--- PROBLEM TO WORK ON ---
Output the material below in full, exactly as it is.

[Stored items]

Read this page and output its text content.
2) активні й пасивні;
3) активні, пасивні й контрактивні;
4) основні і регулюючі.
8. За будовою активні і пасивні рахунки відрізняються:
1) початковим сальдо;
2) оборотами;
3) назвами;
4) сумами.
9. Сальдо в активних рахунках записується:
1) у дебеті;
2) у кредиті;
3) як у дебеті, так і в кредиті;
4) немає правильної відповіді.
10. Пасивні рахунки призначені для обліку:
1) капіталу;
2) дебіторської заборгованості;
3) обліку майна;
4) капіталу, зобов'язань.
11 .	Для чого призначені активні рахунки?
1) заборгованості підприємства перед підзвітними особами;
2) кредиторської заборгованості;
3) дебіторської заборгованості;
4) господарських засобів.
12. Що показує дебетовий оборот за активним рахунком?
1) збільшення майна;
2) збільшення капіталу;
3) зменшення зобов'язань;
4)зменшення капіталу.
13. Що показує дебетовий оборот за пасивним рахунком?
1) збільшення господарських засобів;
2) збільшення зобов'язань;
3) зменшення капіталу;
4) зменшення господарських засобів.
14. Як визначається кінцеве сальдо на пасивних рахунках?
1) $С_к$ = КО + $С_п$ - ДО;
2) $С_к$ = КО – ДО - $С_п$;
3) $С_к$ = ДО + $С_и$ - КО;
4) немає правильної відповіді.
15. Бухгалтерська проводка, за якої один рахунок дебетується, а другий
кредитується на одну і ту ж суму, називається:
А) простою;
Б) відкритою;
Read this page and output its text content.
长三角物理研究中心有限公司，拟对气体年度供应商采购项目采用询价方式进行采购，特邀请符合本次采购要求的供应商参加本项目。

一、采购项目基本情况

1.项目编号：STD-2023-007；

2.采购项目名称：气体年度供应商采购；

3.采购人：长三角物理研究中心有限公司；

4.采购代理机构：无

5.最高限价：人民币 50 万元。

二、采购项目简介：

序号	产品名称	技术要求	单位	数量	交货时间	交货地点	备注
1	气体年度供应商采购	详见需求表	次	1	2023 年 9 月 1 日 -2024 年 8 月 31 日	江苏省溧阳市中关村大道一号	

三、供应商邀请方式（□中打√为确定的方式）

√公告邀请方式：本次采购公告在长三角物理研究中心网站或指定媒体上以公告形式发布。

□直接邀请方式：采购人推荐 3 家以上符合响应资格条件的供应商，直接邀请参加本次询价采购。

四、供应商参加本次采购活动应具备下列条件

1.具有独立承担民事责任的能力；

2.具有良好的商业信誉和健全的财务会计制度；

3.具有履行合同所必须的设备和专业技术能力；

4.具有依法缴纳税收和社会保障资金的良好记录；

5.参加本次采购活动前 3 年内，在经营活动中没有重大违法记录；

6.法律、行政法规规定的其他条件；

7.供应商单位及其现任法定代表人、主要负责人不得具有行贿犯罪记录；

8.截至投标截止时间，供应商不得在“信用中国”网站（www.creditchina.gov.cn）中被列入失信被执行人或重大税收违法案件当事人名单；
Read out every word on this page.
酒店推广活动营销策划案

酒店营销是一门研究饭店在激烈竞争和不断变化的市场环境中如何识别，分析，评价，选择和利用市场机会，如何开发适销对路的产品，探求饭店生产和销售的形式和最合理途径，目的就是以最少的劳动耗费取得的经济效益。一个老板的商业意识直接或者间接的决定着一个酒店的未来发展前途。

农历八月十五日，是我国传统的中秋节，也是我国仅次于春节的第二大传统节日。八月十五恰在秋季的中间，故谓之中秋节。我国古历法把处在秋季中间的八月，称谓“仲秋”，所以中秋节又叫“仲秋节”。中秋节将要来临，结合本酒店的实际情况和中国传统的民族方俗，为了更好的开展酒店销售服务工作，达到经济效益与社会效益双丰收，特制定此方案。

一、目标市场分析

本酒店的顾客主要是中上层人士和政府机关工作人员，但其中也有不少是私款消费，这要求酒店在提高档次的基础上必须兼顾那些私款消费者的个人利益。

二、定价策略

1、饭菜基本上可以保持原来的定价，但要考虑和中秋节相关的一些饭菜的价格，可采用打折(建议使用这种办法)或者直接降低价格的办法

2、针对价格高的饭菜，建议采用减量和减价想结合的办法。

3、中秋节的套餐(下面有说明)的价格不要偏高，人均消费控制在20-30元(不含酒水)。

--- OUTPUT BELOW ---
Read this page and output its text content.
2) активні й пасивні;
3) активні, пасивні й контрактивні;
4) основні і регулюючі.
8. За будовою активні і пасивні рахунки відрізняються:
1) початковим сальдо;
2) оборотами;
3) назвами;
4) сумами.
9. Сальдо в активних рахунках записується:
1) у дебеті;
2) у кредиті;
3) як у дебеті, так і в кредиті;
4) немає правильної відповіді.
10. Пасивні рахунки призначені для обліку:
1) капіталу;
2) дебіторської заборгованості;
3) обліку майна;
4) капіталу, зобов'язань.
11 .	Для чого призначені активні рахунки?
1) заборгованості підприємства перед підзвітними особами;
2) кредиторської заборгованості;
3) дебіторської заборгованості;
4) господарських засобів.
12. Що показує дебетовий оборот за активним рахунком?
1) збільшення майна;
2) збільшення капіталу;
3) зменшення зобов'язань;
4)зменшення капіталу.
13. Що показує дебетовий оборот за пасивним рахунком?
1) збільшення господарських засобів;
2) збільшення зобов'язань;
3) зменшення капіталу;
4) зменшення господарських засобів.
14. Як визначається кінцеве сальдо на пасивних рахунках?
1) $С_к$ = КО + $С_п$ - ДО;
2) $С_к$ = КО – ДО - $С_п$;
3) $С_к$ = ДО + $С_и$ - КО;
4) немає правильної відповіді.
15. Бухгалтерська проводка, за якої один рахунок дебетується, а другий
кредитується на одну і ту ж суму, називається:
А) простою;
Б) відкритою;
Read this page and output its text content.
长三角物理研究中心有限公司，拟对气体年度供应商采购项目采用询价方式进行采购，特邀请符合本次采购要求的供应商参加本项目。

一、采购项目基本情况

1.项目编号：STD-2023-007；

2.采购项目名称：气体年度供应商采购；

3.采购人：长三角物理研究中心有限公司；

4.采购代理机构：无

5.最高限价：人民币 50 万元。

二、采购项目简介：

序号	产品名称	技术要求	单位	数量	交货时间	交货地点	备注
1	气体年度供应商采购	详见需求表	次	1	2023 年 9 月 1 日 -2024 年 8 月 31 日	江苏省溧阳市中关村大道一号	

三、供应商邀请方式（□中打√为确定的方式）

√公告邀请方式：本次采购公告在长三角物理研究中心网站或指定媒体上以公告形式发布。

□直接邀请方式：采购人推荐 3 家以上符合响应资格条件的供应商，直接邀请参加本次询价采购。

四、供应商参加本次采购活动应具备下列条件

1.具有独立承担民事责任的能力；

2.具有良好的商业信誉和健全的财务会计制度；

3.具有履行合同所必须的设备和专业技术能力；

4.具有依法缴纳税收和社会保障资金的良好记录；

5.参加本次采购活动前 3 年内，在经营活动中没有重大违法记录；

6.法律、行政法规规定的其他条件；

7.供应商单位及其现任法定代表人、主要负责人不得具有行贿犯罪记录；

8.截至投标截止时间，供应商不得在“信用中国”网站（www.creditchina.gov.cn）中被列入失信被执行人或重大税收违法案件当事人名单；
Read out every word on this page.
酒店推广活动营销策划案

酒店营销是一门研究饭店在激烈竞争和不断变化的市场环境中如何识别，分析，评价，选择和利用市场机会，如何开发适销对路的产品，探求饭店生产和销售的形式和最合理途径，目的就是以最少的劳动耗费取得的经济效益。一个老板的商业意识直接或者间接的决定着一个酒店的未来发展前途。

农历八月十五日，是我国传统的中秋节，也是我国仅次于春节的第二大传统节日。八月十五恰在秋季的中间，故谓之中秋节。我国古历法把处在秋季中间的八月，称谓“仲秋”，所以中秋节又叫“仲秋节”。中秋节将要来临，结合本酒店的实际情况和中国传统的民族方俗，为了更好的开展酒店销售服务工作，达到经济效益与社会效益双丰收，特制定此方案。

一、目标市场分析

本酒店的顾客主要是中上层人士和政府机关工作人员，但其中也有不少是私款消费，这要求酒店在提高档次的基础上必须兼顾那些私款消费者的个人利益。

二、定价策略

1、饭菜基本上可以保持原来的定价，但要考虑和中秋节相关的一些饭菜的价格，可采用打折(建议使用这种办法)或者直接降低价格的办法

2、针对价格高的饭菜，建议采用减量和减价想结合的办法。

3、中秋节的套餐(下面有说明)的价格不要偏高，人均消费控制在20-30元(不含酒水)。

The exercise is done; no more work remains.